__What you have to do__: Say how many lines hold the string "ylabel"; please write nothing but the number.

Figure contents as structured data:
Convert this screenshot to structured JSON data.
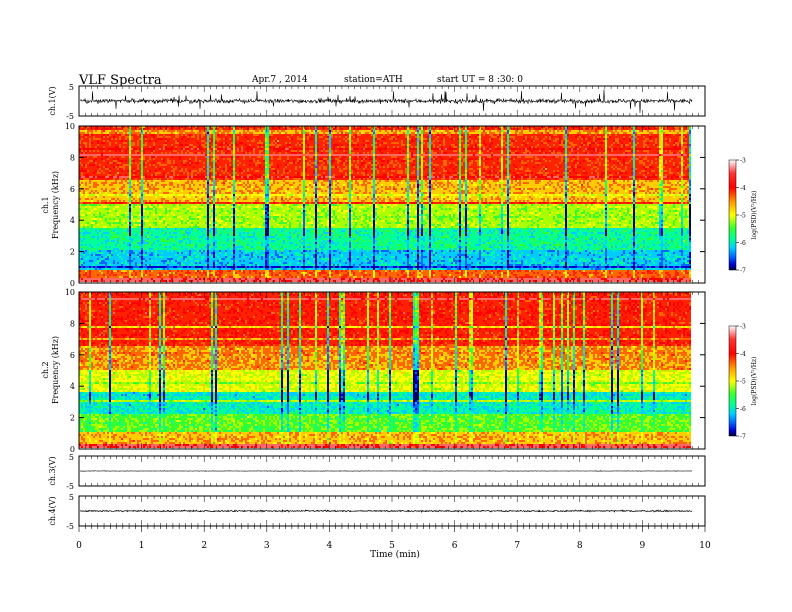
{
  "header": {
    "title": "VLF  Spectra",
    "date": "Apr.7  , 2014",
    "station": "station=ATH",
    "start": "start  UT  =   8  :30: 0"
  },
  "colors": {
    "colormap": [
      "#000066",
      "#0000cc",
      "#0066ff",
      "#00ccff",
      "#00ff99",
      "#33ff33",
      "#aaff00",
      "#ffff00",
      "#ffcc00",
      "#ff6600",
      "#ff2200",
      "#ff0000",
      "#ff6666",
      "#ffffff"
    ]
  },
  "chart_data": [
    {
      "type": "line",
      "panel": "ch1-waveform",
      "ylabel": "ch.1(V)",
      "ylim": [
        -5,
        5
      ],
      "yticks": [
        "5",
        "-5"
      ],
      "xlim": [
        0,
        10
      ],
      "amplitude_typical": 1.2,
      "spike_max": 3.5
    },
    {
      "type": "heatmap",
      "panel": "ch1-spectrogram",
      "ylabel": [
        "ch.1",
        "Frequency  (kHz)"
      ],
      "ylim": [
        0,
        10
      ],
      "yticks": [
        "0",
        "2",
        "4",
        "6",
        "8",
        "10"
      ],
      "xlim": [
        0,
        9.8
      ],
      "colorbar": {
        "label": "log(PSD)(V²/Hz)",
        "range": [
          -7,
          -3
        ],
        "ticks": [
          "-3",
          "-4",
          "-5",
          "-6",
          "-7"
        ]
      },
      "bands_khz": [
        {
          "from": 0,
          "to": 0.2,
          "level": -3.2
        },
        {
          "from": 0.2,
          "to": 0.8,
          "level": -4.0
        },
        {
          "from": 0.8,
          "to": 2.0,
          "level": -5.9
        },
        {
          "from": 2.0,
          "to": 3.5,
          "level": -5.6
        },
        {
          "from": 3.5,
          "to": 5.0,
          "level": -5.0
        },
        {
          "from": 5.0,
          "to": 6.5,
          "level": -4.3
        },
        {
          "from": 6.5,
          "to": 10,
          "level": -3.8
        }
      ]
    },
    {
      "type": "heatmap",
      "panel": "ch2-spectrogram",
      "ylabel": [
        "ch.2",
        "Frequency  (kHz)"
      ],
      "ylim": [
        0,
        10
      ],
      "yticks": [
        "0",
        "2",
        "4",
        "6",
        "8",
        "10"
      ],
      "xlim": [
        0,
        9.8
      ],
      "colorbar": {
        "label": "log(PSD)(V²/Hz)",
        "range": [
          -7,
          -3
        ],
        "ticks": [
          "-3",
          "-4",
          "-5",
          "-6",
          "-7"
        ]
      },
      "bands_khz": [
        {
          "from": 0,
          "to": 0.2,
          "level": -3.2
        },
        {
          "from": 0.2,
          "to": 1.0,
          "level": -4.3
        },
        {
          "from": 1.0,
          "to": 2.2,
          "level": -5.2
        },
        {
          "from": 2.2,
          "to": 3.6,
          "level": -5.7
        },
        {
          "from": 3.6,
          "to": 5.0,
          "level": -4.8
        },
        {
          "from": 5.0,
          "to": 6.5,
          "level": -4.2
        },
        {
          "from": 6.5,
          "to": 10,
          "level": -3.7
        }
      ]
    },
    {
      "type": "line",
      "panel": "ch3-waveform",
      "ylabel": "ch.3(V)",
      "ylim": [
        -5,
        5
      ],
      "yticks": [
        "5",
        "-5"
      ],
      "xlim": [
        0,
        9.8
      ],
      "baseline": 0,
      "amplitude_typical": 0.15
    },
    {
      "type": "line",
      "panel": "ch4-waveform",
      "ylabel": "ch.4(V)",
      "ylim": [
        -5,
        5
      ],
      "yticks": [
        "5",
        "-5"
      ],
      "xlim": [
        0,
        9.8
      ],
      "baseline": 0,
      "amplitude_typical": 0.4
    },
    {
      "type": "axis",
      "panel": "time-axis",
      "xlabel": "Time  (min)",
      "xlim": [
        0,
        10
      ],
      "xticks": [
        "0",
        "1",
        "2",
        "3",
        "4",
        "5",
        "6",
        "7",
        "8",
        "9",
        "10"
      ]
    }
  ]
}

__Final answer__: 5